Challenges:
A: From the passage below on connecting the graphs of f, f′, and f″, list every case it gives for the sign or value of f′(x), along with what each case says about f.
B: Using the passage below on connecting the graphs of f, f′, and f″, say whether each statement agrees with it. Answer yes or no, and quote the words that decide it.
(i) The graph of f″ shows how the slope of f is changing.
(ii) A point where f′(x) = 0 is always a local maximum or minimum.
(iii) When f′(x) < 0, f is increasing.
C: Extend the passage below on connecting the graphs of f, f′, and f″, starting right after its last sentence.

Unit 5 Curve Sketching and Optimization: Using Derivatives to Understand and Optimize Functions

Connecting $f$, $f'$, and $f''$ Graphs

What these three graphs represent (and why you should care)

When you study a function $f$ in calculus, you are often not just interested in its exact formula—you want to understand its _behavior_: where it rises or falls, where it levels off, where it bends upward or downward, and where it reaches high or low points. The graphs of $f$, its first derivative $f'$, and its second derivative $f''$ are three “views” of the same object.

• The graph of $f$ shows the output values (heights) of the function.
• The graph of $f'$ shows the _slope_ of $f$ at each $x$ value. It tells you how fast $f$ is changing and whether $f$ is increasing or decreasing.
• The graph of $f''$ shows how the slope is changing. It tells you about **concavity**—whether $f$ bends like a cup up or a cup down.

This matters because many AP Calculus AB questions give you one of these graphs (or partial information about one) and ask you to infer properties of the others. If you can translate “shape language” between these graphs, you can solve problems without heavy algebra.

The core connections

1) Increasing/decreasing and the sign of $f'$

The derivative $f'(x)$ is the slope of the tangent line to $f$ at $x$.

• If $f'(x) > 0$, tangent lines slope upward left-to-right, so $f$ is increasing.
• If $f'(x) < 0$, tangent lines slope downward, so $f$ is decreasing.
• If $f'(x) = 0$, the tangent line is horizontal; $x$ is a critical point (a candidate for a local max/min, but not guaranteed).

A key translation between graphs:

• Where $f$ has a horizontal tangent, the graph of $f'$ hits $0$.

Dataset content:
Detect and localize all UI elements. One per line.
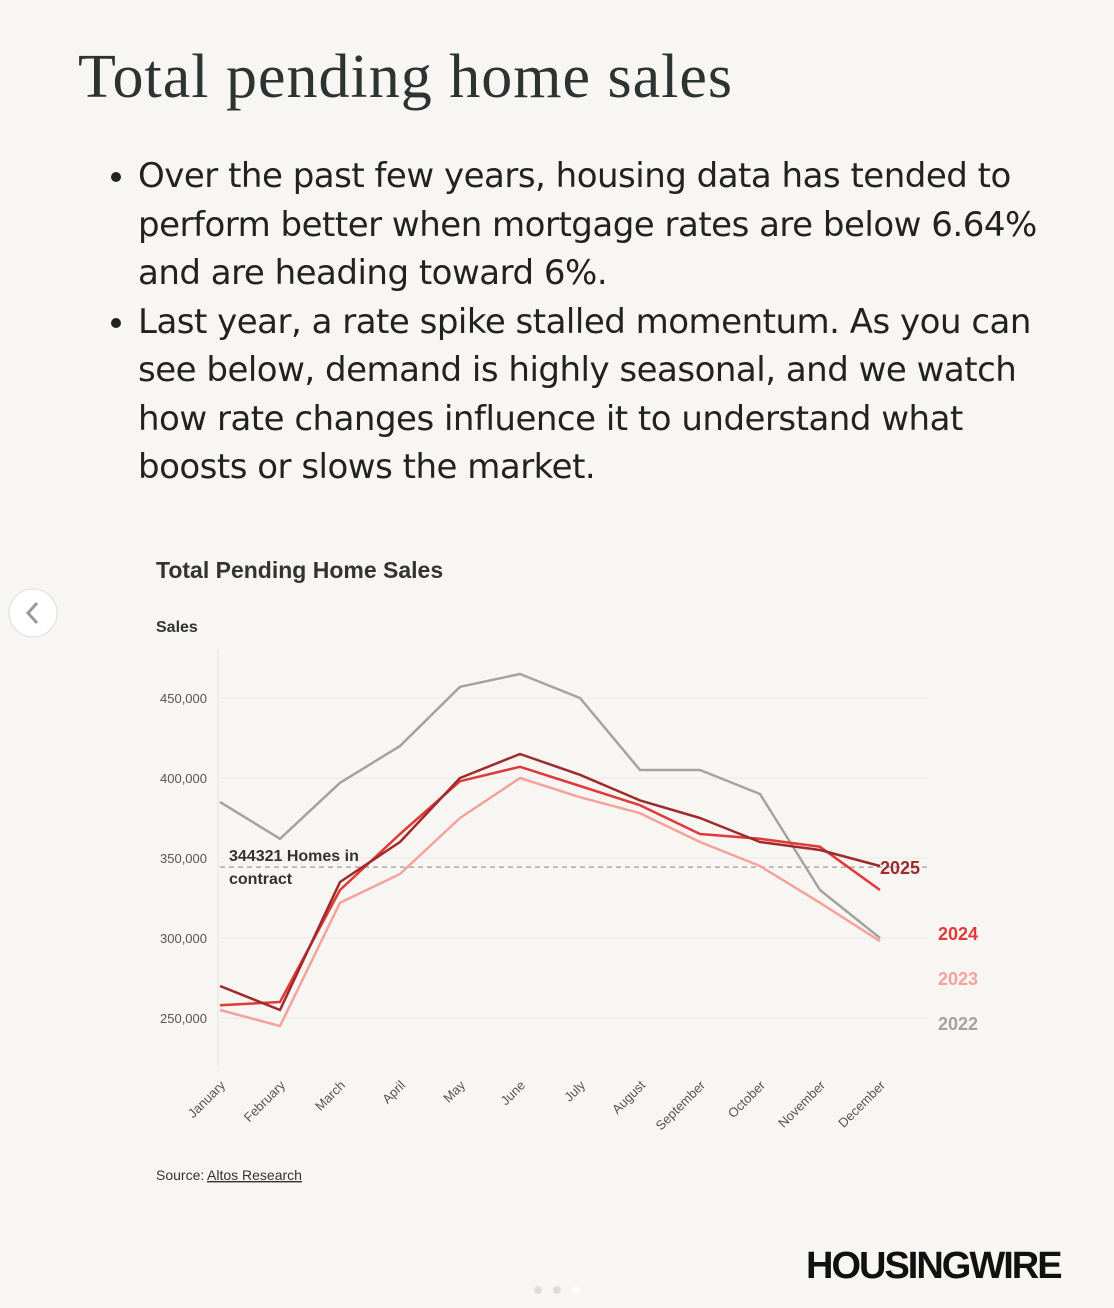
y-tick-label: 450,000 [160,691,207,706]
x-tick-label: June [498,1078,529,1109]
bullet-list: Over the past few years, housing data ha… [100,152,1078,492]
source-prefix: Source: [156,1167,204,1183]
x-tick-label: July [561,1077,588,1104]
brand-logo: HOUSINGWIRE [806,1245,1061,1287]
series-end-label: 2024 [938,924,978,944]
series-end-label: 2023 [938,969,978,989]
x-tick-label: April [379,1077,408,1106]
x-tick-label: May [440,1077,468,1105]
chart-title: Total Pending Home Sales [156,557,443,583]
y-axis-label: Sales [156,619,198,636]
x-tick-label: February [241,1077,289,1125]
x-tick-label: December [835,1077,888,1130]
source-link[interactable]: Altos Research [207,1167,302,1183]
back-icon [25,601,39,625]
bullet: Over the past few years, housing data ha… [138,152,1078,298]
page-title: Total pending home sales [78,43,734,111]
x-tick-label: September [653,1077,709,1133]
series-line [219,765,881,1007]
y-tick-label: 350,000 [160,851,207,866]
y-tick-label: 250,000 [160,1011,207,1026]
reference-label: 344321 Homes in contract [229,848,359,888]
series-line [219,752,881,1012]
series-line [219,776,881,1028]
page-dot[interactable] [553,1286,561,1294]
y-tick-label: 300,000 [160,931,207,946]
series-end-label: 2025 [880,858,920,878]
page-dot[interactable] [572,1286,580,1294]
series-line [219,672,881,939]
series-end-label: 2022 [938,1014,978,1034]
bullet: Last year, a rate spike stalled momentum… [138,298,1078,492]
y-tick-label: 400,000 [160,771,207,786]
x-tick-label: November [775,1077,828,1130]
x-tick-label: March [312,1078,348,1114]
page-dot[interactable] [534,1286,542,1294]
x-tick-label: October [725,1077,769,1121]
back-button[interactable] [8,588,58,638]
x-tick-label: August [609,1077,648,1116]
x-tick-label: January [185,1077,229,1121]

==

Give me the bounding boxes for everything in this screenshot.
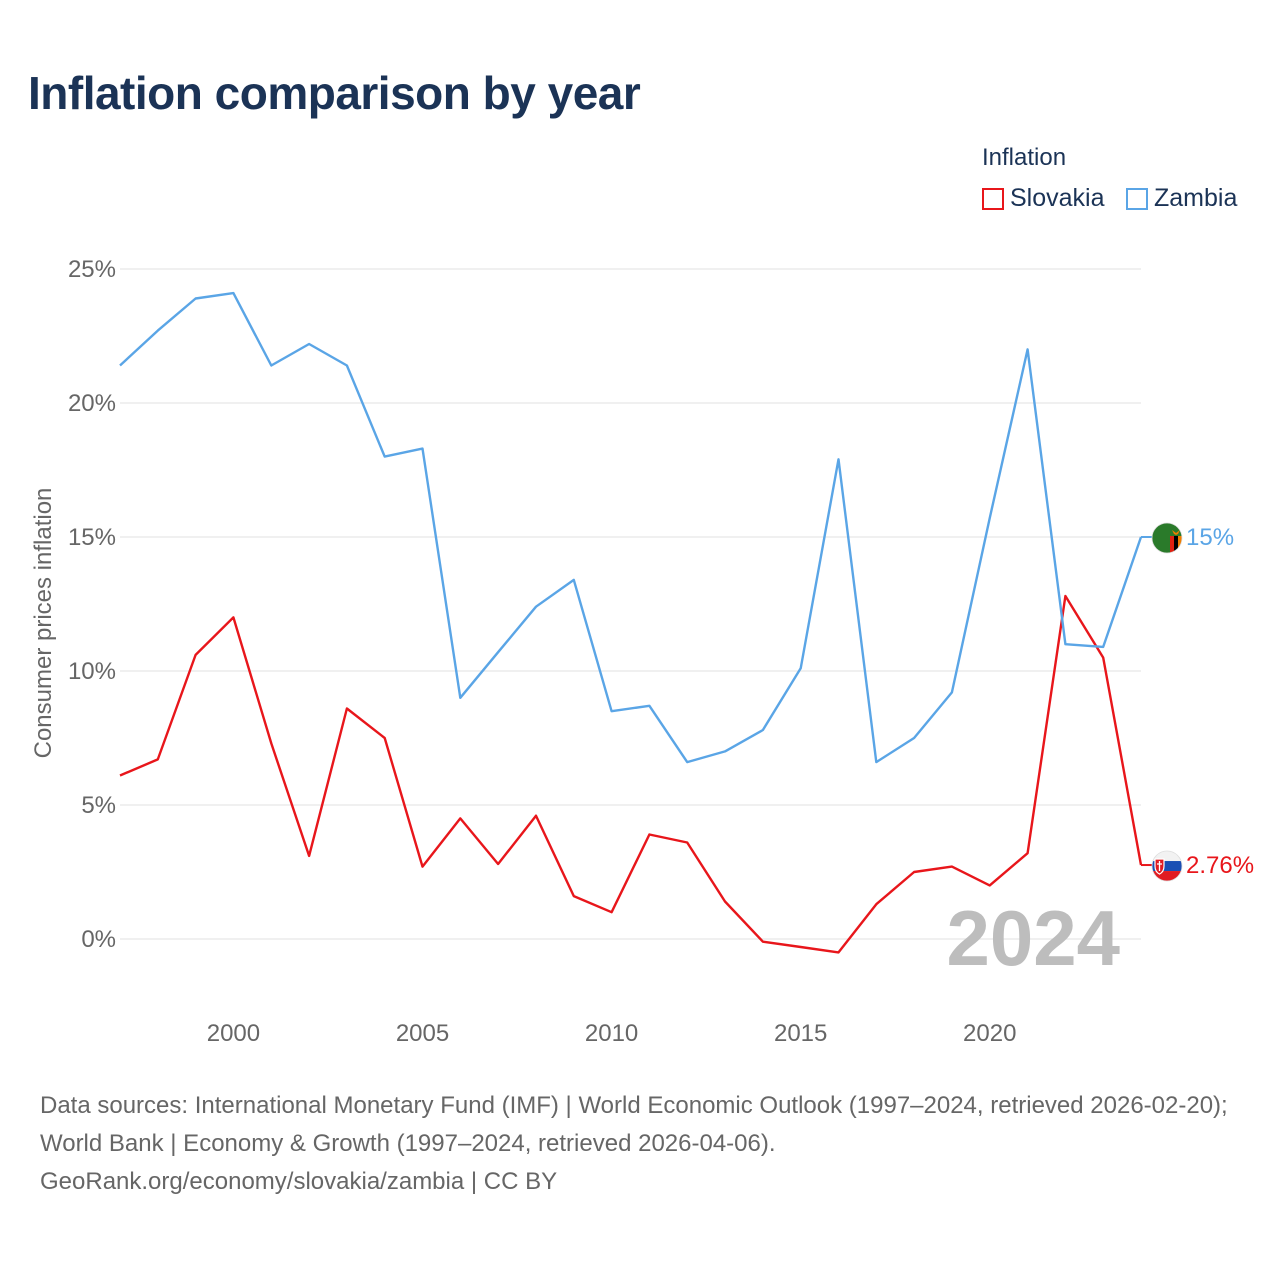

Answer set:
A:
- f′(x) > 0: tangent lines slope upward left-to-right, so f is increasing.
- f′(x) < 0: tangent lines slope downward, so f is decreasing.
- f′(x) = 0: the tangent line is horizontal, so x is a critical point. That makes it a candidate for a local max/min, but one is not guaranteed.

B:
(i) Yes: "The graph of $f''$ shows how the slope is changing."
(ii) No: "a candidate for a local max/min, but not guaranteed"
(iii) No: "If $f'(x) < 0$, tangent lines slope downward, so $f$ is decreasing."

C:
2) Local extrema of $f$ and zeros/sign-changes of $f'$

A local maximum of $f$ occurs when $f$ changes from increasing to decreasing. A **local minimum** occurs when $f$ changes from decreasing to increasing.

On the derivative graph, that means:

• Local max of $f$ at $x=c$ often corresponds to $f'(c)=0$ with $f'$ changing from positive to negative.
• Local min of $f$ at $x=c$ often corresponds to $f'(c)=0$ with $f'$ changing from negative to positive.

Important: $f'(c)=0$ alone does **not** guarantee an extremum. If $f'$ does not change sign (for example, it touches 0 and stays positive), then $f$ may just flatten briefly.

3) Concavity of $f$ and the sign of $f''$

Concavity describes how the slope of $f$ is changing.

• If $f''(x) > 0$, slopes of $f$ are increasing (becoming more positive or less negative), so $f$ is concave up.
• If $f''(x) < 0$, slopes of $f$ are decreasing, so $f$ is concave down.

A very useful way to think about this: concavity is about whether tangent lines are “rotating” upward or downward as you move to the right.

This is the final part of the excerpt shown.